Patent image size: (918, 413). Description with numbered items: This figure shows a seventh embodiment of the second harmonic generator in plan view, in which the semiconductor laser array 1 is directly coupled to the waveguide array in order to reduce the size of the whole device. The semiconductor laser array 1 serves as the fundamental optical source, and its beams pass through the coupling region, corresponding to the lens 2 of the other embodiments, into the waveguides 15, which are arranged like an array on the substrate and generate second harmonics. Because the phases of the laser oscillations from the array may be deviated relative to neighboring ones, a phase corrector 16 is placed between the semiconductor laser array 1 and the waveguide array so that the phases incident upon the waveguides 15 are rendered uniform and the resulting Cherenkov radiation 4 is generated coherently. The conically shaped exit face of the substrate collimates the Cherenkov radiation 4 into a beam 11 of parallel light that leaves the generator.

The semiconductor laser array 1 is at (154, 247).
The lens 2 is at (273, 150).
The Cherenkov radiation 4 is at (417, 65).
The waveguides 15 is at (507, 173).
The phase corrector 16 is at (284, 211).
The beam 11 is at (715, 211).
...
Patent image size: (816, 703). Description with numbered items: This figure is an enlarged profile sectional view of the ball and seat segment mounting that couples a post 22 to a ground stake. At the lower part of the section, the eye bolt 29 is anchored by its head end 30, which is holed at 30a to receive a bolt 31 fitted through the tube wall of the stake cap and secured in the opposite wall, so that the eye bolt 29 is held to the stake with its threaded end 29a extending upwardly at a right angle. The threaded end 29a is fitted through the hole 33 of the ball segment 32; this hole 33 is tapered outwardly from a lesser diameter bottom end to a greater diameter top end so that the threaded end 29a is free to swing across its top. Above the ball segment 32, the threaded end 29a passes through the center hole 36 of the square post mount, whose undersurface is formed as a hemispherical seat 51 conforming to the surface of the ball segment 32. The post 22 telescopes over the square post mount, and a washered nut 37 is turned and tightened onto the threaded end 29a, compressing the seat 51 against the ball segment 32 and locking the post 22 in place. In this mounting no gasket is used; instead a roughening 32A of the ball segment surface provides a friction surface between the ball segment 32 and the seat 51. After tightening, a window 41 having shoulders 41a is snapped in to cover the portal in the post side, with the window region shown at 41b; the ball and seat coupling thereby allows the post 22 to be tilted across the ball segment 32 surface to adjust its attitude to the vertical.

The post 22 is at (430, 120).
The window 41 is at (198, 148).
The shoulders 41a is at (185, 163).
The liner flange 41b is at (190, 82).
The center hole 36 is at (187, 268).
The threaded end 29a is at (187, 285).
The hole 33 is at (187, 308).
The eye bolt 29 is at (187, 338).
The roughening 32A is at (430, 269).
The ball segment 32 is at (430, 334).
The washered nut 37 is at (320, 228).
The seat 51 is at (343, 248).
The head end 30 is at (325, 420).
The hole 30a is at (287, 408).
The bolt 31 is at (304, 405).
* * *
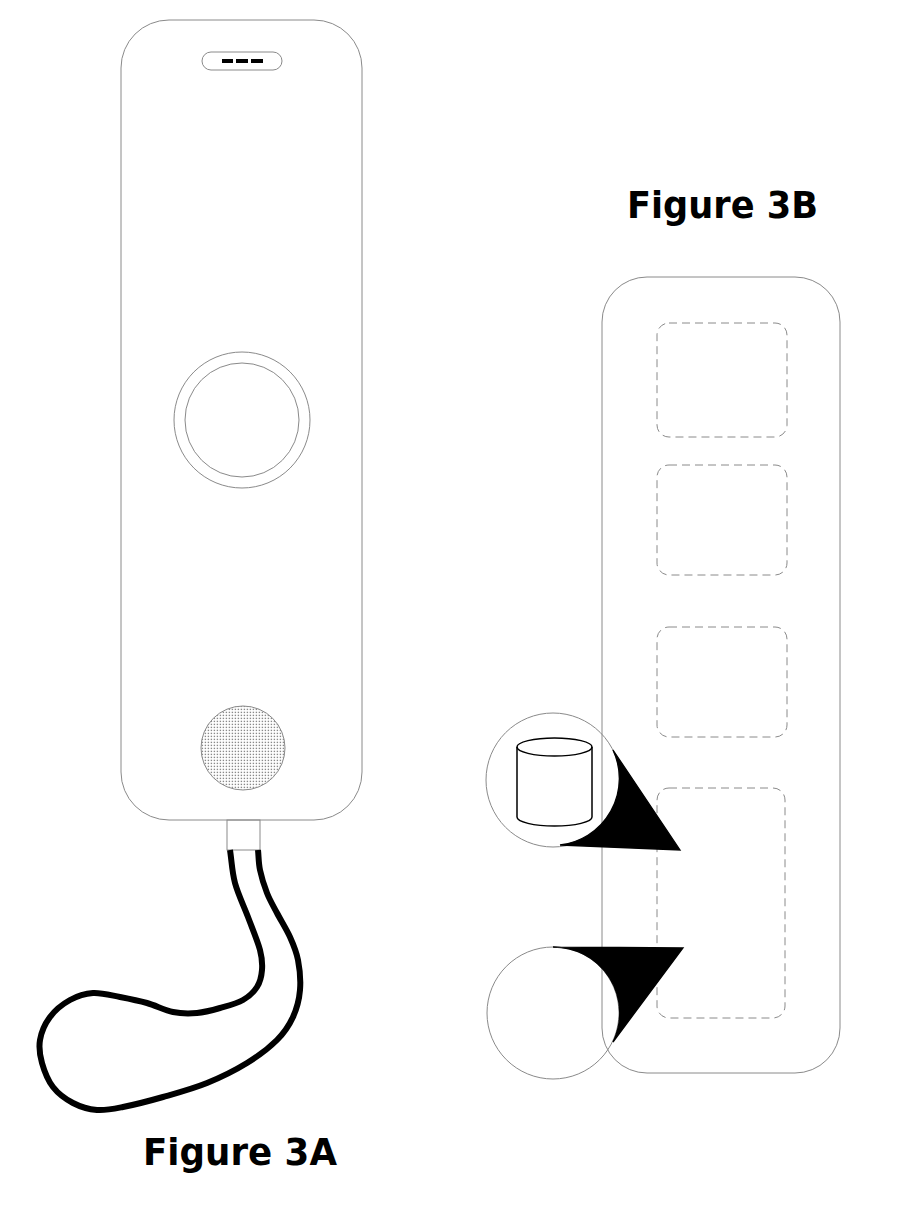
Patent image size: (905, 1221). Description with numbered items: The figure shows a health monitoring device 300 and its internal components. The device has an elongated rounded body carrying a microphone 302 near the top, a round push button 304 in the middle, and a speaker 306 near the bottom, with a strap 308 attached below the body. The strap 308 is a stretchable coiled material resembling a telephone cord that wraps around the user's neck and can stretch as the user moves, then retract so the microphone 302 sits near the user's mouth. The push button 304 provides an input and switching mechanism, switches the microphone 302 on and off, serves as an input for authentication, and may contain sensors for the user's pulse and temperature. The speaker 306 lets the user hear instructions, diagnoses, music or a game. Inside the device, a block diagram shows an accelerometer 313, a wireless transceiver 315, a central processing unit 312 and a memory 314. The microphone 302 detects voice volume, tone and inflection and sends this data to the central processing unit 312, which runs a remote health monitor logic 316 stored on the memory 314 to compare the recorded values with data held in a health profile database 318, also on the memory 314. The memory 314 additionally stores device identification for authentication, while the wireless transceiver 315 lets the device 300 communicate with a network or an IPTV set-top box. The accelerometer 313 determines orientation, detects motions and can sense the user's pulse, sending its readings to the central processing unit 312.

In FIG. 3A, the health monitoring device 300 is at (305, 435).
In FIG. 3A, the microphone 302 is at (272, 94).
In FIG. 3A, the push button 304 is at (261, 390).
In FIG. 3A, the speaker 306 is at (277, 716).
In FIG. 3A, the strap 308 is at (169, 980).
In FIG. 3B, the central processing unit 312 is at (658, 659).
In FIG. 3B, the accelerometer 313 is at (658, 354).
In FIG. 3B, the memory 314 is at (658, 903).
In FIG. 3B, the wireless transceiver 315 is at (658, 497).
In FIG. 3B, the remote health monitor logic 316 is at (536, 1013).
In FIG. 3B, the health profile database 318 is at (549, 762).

_WHAT TO WORK ON_
Put the material from the line with "Patent image size: (918, 413)." through the line with "The beam 11 is at (715, 211)." into a two-column CSV with the headers input and output, one row pairing each text with its answer. Enclose every field in quotation marks and replace any line breaks inside a field with spaces.

_THE COMPLETED TASK_
input,output
"Patent image size: (918, 413). Description with numbered items: This figure shows a seventh embodiment of the second harmonic generator in plan view, in which the semiconductor laser array 1 is directly coupled to the waveguide array in order to reduce the size of the whole device. The semiconductor laser array 1 serves as the fundamental optical source, and its beams pass through the coupling region, corresponding to the lens 2 of the other embodiments, into the waveguides 15, which are arranged like an array on the substrate and generate second harmonics. Because the phases of the laser oscillations from the array may be deviated relative to neighboring ones, a phase corrector 16 is placed between the semiconductor laser array 1 and the waveguide array so that the phases incident upon the waveguides 15 are rendered uniform and the resulting Cherenkov radiation 4 is generated coherently. The conically shaped exit face of the substrate collimates the Cherenkov radiation 4 into a beam 11 of parallel light that leaves the generator.","The semiconductor laser array 1 is at (154, 247). The lens 2 is at (273, 150). The Cherenkov radiation 4 is at (417, 65). The waveguides 15 is at (507, 173). The phase corrector 16 is at (284, 211). The beam 11 is at (715, 211)."